Answer with nothing except the number of lines that contain the word "Pressman".

--

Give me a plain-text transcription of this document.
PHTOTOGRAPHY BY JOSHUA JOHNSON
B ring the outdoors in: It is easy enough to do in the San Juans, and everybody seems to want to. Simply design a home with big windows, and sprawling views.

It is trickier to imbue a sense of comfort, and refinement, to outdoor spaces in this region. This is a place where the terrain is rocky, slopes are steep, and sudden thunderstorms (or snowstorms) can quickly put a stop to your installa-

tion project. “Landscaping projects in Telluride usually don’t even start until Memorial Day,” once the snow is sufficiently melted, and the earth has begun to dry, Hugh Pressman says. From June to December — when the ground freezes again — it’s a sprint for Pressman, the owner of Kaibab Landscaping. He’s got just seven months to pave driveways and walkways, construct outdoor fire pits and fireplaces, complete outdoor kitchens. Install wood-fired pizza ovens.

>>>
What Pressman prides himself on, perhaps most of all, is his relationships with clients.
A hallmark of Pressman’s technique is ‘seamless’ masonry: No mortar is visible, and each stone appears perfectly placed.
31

--

- _Solution to this exercise_
3